- GIVEN REQUEST:
Copy the blog post from "In March this" to "all my heart.", substituting "mum" for every "mother".

- SOURCE TEXT:
*****

Thursday, 23 August 2012

Unravelling me

In March this year my mother died.

I wrote about her death and my loss in earlier blogs; about how hard it was at the time, and the realisation that I was affected more than I presumed I would be.

I had to put aside some of my grieving due to midwifery commitments; when you are caring for a woman in labour, you need to hold the emotional space around her (see my midwifery blog) and the birth space is not the time or place for your own emotions to fill this....

I have been off-call now since early July; slowly, I can feel some of the grief starting to release and bubble to the surface.  I know this because I have started to cry again; I am 'unravelling' - a phrase I have stolen from this insightful blogger.  It feels scary and raw, but really good to let go and miss my mother, to think about her, and to remember her with all my heart.

My tears are healing tears; my heart and soul feel strong and I am well.

Heart aches
Tears flow
Memories.  Loss. Missing you.
always. forever. 
love you mum.


angela xx


Tuesday, 21 August 2012

It's the simple things.....

*****

- DATA:

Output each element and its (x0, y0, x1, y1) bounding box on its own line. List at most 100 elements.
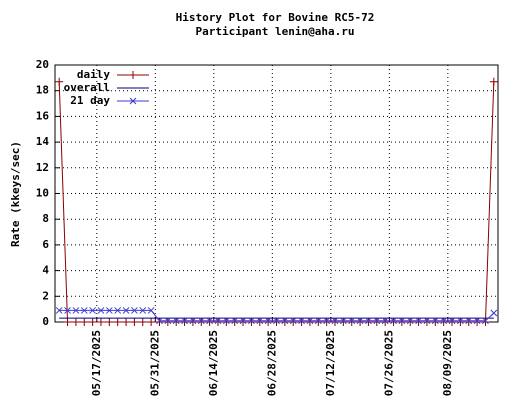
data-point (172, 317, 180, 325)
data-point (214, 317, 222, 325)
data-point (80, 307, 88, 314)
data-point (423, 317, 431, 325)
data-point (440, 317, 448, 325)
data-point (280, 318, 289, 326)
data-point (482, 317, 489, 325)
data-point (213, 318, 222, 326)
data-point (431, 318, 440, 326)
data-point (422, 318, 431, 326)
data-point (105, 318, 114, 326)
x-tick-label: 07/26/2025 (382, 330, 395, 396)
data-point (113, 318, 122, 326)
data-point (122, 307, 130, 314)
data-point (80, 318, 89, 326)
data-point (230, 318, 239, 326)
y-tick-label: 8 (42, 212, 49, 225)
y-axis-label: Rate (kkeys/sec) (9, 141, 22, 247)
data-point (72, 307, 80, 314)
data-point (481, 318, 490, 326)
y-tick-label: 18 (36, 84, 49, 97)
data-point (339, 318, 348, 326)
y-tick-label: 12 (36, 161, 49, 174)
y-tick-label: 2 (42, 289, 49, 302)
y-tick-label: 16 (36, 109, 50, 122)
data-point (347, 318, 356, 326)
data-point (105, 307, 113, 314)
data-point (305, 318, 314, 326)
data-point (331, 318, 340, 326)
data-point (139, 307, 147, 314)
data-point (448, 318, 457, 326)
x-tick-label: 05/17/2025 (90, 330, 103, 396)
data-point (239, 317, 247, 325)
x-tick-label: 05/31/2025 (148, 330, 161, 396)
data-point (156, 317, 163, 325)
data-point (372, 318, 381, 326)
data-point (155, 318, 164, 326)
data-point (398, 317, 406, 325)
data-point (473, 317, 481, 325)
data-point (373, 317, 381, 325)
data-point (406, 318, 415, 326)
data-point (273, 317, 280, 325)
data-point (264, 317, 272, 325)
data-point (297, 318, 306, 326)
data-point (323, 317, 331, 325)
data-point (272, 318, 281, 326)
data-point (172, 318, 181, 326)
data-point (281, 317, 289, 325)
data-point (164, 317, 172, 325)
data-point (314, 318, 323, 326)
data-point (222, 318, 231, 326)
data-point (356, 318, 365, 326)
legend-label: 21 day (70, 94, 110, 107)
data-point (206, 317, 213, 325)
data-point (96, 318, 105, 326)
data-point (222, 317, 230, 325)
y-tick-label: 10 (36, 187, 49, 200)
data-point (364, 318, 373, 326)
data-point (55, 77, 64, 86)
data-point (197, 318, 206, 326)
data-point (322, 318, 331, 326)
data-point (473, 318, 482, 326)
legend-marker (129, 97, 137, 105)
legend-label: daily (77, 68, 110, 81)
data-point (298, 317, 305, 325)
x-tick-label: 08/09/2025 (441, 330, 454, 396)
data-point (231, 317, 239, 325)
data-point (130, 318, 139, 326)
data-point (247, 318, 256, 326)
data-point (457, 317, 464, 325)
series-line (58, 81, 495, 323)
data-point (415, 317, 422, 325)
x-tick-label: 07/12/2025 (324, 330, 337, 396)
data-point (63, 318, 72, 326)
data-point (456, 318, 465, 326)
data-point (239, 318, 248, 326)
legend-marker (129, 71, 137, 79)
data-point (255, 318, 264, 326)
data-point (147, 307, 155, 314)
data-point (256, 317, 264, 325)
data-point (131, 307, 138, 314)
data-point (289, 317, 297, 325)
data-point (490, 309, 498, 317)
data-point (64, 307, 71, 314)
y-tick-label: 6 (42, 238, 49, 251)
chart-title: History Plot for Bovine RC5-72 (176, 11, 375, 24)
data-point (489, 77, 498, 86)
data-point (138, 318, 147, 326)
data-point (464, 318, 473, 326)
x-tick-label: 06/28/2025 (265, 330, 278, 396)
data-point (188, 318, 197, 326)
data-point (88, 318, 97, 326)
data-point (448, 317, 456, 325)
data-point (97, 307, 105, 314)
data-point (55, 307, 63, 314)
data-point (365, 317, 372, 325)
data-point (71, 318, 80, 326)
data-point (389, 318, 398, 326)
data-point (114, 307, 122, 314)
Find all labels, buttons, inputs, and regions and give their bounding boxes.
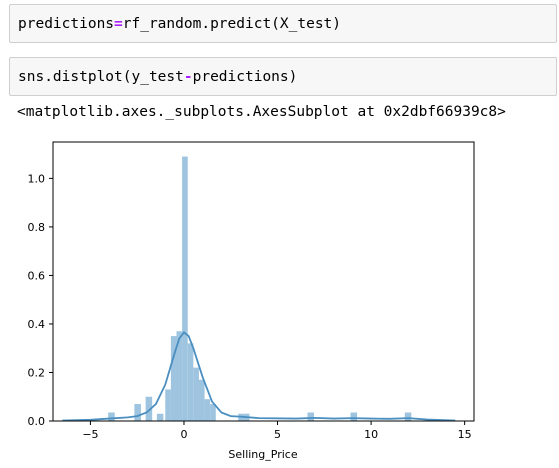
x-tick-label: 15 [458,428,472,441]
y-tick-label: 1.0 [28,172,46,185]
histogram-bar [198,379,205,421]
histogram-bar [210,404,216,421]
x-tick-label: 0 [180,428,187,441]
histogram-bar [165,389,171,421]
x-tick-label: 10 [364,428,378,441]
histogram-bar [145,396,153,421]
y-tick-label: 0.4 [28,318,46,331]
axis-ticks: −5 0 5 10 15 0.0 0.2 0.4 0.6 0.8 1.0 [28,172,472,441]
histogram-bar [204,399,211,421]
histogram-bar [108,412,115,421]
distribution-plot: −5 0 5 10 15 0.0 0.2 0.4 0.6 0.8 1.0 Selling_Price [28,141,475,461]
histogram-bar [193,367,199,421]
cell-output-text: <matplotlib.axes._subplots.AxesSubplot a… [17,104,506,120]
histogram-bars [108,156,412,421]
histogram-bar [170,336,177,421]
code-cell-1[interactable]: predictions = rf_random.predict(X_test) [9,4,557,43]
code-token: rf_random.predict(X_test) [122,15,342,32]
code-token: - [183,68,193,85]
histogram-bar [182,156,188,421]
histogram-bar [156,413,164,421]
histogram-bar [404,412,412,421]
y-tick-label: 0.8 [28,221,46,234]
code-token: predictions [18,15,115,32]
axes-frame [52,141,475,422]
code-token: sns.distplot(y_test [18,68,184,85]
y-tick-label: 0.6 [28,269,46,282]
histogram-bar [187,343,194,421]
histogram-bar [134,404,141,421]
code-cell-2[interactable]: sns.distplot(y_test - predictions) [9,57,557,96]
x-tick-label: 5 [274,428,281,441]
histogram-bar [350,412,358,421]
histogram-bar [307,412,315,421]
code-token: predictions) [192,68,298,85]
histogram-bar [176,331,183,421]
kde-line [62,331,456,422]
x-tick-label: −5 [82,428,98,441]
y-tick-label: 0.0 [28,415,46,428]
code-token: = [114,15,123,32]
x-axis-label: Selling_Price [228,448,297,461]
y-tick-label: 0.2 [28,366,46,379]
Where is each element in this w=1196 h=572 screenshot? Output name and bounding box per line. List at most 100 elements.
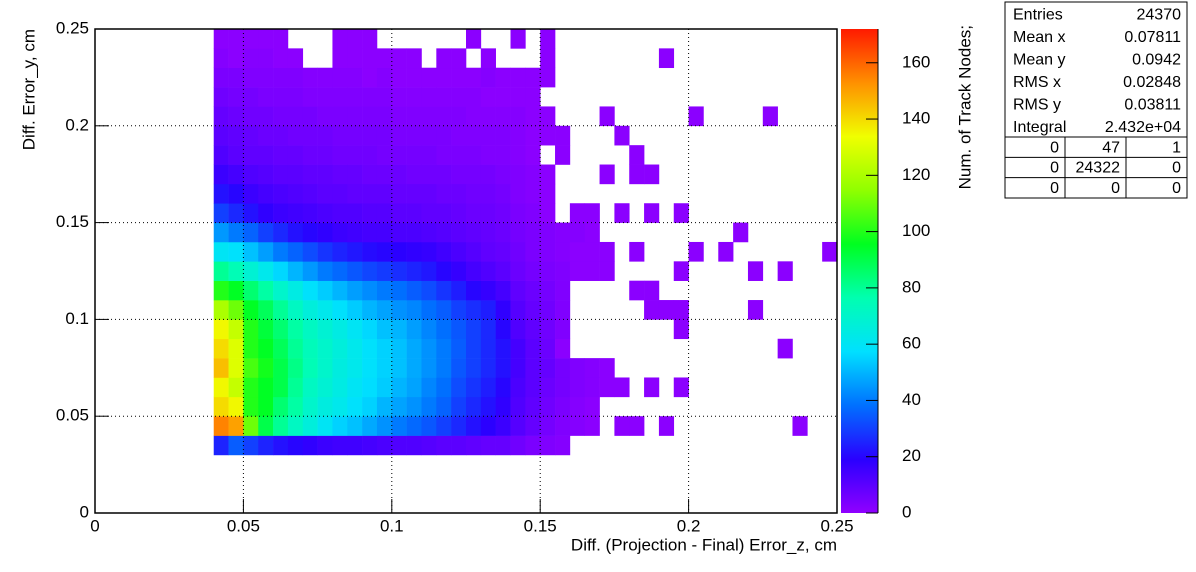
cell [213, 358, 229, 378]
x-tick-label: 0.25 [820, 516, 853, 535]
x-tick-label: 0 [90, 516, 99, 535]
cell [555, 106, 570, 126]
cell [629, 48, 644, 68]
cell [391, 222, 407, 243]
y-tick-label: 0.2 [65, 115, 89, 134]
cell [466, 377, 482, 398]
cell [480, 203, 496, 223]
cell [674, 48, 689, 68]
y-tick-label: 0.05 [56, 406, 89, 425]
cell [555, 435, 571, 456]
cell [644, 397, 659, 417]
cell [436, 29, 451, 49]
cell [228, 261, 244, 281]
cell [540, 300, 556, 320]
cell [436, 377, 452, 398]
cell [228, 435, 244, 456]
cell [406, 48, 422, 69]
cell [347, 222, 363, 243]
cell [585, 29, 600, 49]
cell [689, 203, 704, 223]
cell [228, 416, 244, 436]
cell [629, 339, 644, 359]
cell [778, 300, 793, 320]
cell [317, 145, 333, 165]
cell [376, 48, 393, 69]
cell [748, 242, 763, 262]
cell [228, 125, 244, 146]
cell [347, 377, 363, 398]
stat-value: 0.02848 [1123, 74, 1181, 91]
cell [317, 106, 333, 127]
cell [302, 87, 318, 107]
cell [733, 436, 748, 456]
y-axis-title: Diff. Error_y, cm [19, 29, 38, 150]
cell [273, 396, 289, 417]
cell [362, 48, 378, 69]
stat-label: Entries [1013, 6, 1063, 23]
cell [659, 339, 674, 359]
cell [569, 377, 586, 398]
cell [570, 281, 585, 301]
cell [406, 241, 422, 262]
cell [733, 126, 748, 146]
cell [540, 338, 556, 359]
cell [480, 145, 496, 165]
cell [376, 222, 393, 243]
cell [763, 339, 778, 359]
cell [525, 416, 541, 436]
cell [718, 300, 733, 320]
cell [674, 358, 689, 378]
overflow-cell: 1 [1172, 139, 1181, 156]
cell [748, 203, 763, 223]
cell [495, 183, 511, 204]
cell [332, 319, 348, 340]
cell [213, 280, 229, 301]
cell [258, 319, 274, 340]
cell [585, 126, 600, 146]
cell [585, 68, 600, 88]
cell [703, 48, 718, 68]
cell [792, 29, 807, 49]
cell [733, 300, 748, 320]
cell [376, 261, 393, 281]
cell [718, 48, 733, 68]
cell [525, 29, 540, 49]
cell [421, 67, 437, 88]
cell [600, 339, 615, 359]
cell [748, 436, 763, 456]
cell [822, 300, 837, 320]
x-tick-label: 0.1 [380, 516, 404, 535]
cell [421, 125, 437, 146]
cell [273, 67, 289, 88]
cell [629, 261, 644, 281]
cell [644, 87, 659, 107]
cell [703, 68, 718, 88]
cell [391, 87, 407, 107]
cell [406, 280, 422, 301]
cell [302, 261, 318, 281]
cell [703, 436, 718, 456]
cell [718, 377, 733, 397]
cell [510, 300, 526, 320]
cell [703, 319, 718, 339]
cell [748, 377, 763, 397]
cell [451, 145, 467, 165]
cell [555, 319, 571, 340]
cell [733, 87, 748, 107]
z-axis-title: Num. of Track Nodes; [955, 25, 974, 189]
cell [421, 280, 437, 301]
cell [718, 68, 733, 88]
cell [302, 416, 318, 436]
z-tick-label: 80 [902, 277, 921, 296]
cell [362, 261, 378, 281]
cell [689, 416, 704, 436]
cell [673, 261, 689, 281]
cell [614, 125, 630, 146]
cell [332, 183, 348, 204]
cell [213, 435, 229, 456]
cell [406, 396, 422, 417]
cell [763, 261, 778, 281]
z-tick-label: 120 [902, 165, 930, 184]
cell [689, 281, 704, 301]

*****

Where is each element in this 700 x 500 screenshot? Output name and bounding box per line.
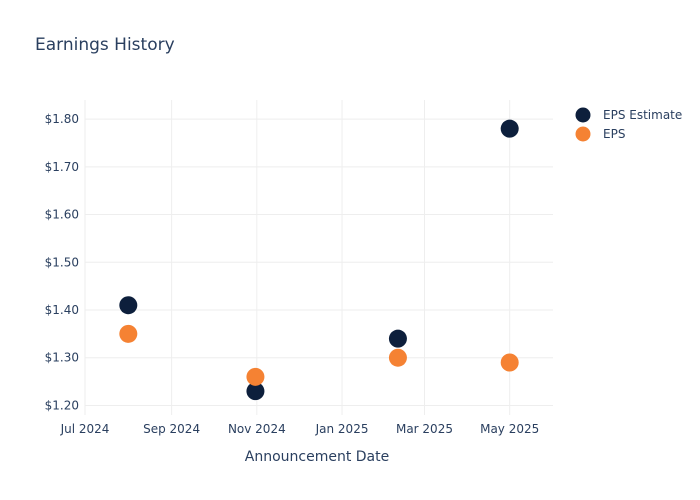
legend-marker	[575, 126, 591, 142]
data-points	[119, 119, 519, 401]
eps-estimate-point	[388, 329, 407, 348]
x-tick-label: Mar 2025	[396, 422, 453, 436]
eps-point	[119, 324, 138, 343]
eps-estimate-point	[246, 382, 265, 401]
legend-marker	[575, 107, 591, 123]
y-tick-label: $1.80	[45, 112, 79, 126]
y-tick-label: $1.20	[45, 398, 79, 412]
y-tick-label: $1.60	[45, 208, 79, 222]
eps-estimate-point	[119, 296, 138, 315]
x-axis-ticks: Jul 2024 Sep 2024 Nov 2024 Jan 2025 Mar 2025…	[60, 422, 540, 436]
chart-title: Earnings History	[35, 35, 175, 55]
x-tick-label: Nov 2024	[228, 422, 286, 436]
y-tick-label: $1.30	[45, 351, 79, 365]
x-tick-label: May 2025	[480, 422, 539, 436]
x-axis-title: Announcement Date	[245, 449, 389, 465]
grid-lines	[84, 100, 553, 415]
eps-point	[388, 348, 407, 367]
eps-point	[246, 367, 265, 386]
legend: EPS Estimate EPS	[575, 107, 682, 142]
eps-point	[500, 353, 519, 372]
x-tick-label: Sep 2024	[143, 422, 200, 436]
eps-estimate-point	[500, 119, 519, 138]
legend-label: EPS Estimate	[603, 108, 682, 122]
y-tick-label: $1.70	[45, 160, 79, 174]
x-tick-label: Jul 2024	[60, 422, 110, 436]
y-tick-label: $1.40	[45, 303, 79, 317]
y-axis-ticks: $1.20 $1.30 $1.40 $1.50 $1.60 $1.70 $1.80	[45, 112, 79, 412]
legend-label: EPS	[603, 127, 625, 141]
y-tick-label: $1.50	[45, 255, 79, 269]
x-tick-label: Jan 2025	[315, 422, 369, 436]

*****

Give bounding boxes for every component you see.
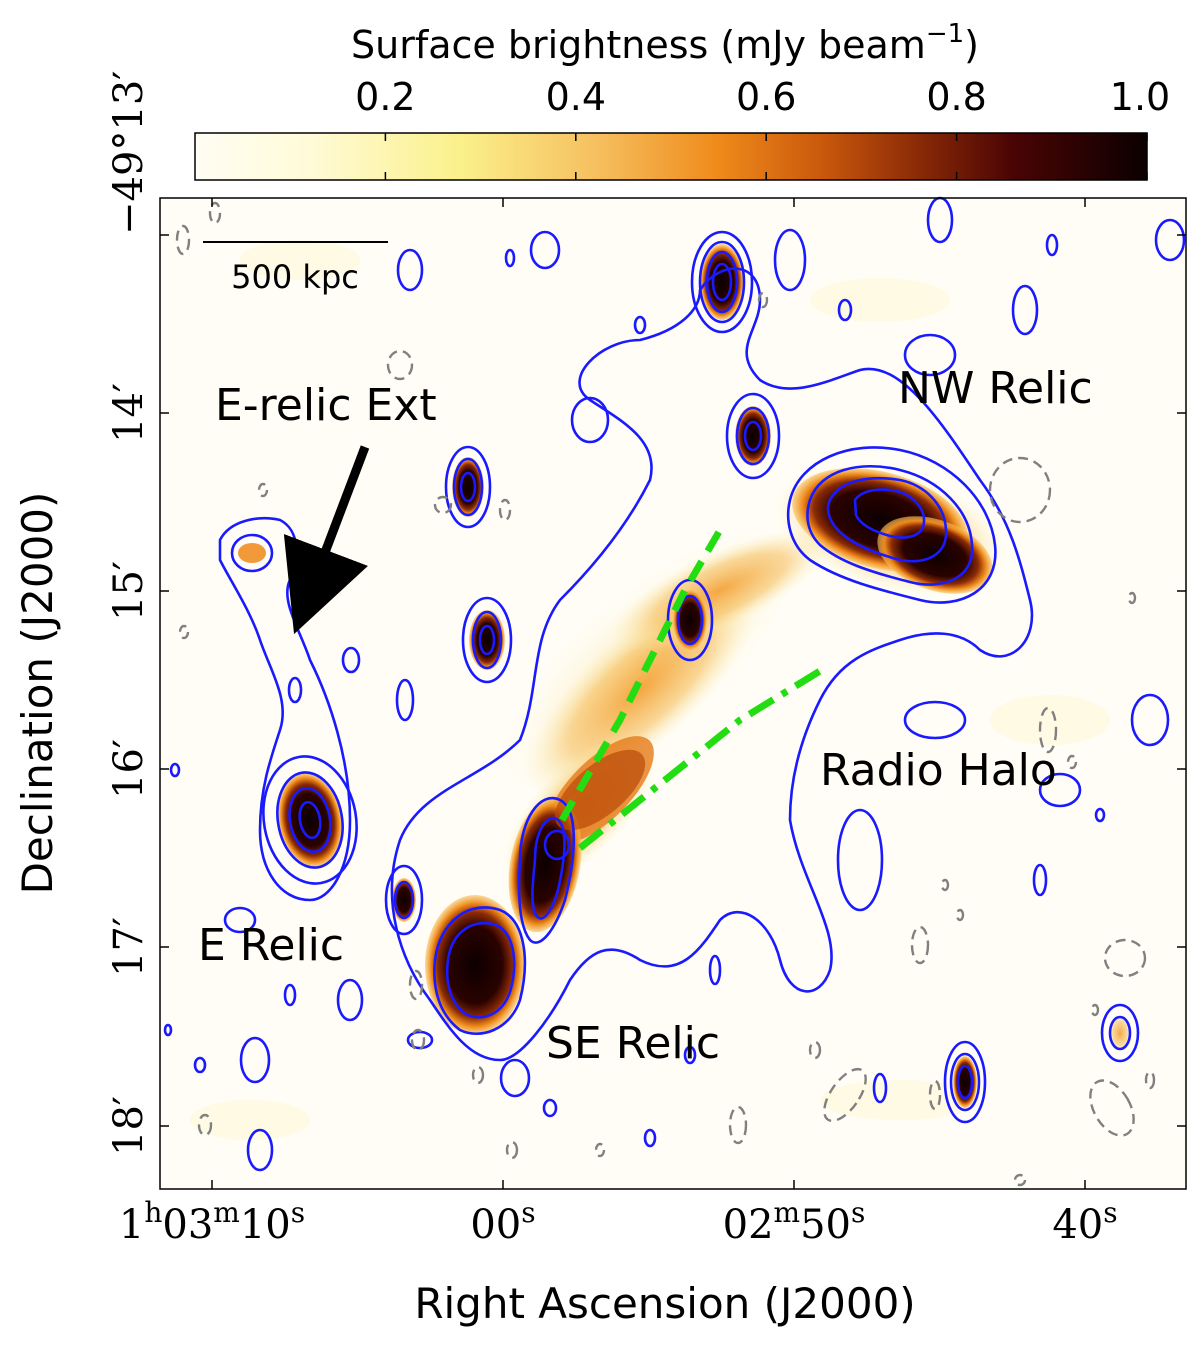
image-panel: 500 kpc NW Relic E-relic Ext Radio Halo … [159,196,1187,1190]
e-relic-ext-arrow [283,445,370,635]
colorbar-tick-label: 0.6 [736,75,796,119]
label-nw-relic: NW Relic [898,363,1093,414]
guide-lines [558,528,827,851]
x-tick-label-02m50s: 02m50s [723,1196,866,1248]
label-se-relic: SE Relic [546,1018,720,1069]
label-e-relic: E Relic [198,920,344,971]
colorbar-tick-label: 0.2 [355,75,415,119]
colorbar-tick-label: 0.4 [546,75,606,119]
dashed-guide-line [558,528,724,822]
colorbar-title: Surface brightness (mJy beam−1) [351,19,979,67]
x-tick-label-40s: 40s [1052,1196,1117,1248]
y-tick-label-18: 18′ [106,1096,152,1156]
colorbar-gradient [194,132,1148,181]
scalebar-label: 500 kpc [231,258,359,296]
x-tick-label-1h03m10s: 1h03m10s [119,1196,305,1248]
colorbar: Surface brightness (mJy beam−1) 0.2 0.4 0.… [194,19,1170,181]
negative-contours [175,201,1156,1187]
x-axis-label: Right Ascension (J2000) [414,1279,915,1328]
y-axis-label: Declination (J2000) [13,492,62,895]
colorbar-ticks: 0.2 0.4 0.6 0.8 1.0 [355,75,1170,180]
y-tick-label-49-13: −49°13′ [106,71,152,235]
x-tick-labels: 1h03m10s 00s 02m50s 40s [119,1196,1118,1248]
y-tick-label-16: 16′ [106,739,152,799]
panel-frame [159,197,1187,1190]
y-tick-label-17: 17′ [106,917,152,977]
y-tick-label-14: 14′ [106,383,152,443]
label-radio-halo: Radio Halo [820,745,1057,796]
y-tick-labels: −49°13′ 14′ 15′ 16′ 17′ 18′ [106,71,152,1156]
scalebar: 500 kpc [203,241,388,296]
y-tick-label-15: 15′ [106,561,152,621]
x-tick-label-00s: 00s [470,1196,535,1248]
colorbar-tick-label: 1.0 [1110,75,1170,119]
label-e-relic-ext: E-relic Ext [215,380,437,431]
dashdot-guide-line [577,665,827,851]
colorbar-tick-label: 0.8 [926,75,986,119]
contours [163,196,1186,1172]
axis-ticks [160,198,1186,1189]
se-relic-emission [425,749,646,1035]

*****

- COMPLETE RESPONSE:
In March this year my mum died.

I wrote about her death and my loss in earlier blogs; about how hard it was at the time, and the realisation that I was affected more than I presumed I would be.

I had to put aside some of my grieving due to midwifery commitments; when you are caring for a woman in labour, you need to hold the emotional space around her (see my midwifery blog) and the birth space is not the time or place for your own emotions to fill this....

I have been off-call now since early July; slowly, I can feel some of the grief starting to release and bubble to the surface.  I know this because I have started to cry again; I am 'unravelling' - a phrase I have stolen from this insightful blogger.  It feels scary and raw, but really good to let go and miss my mum, to think about her, and to remember her with all my heart.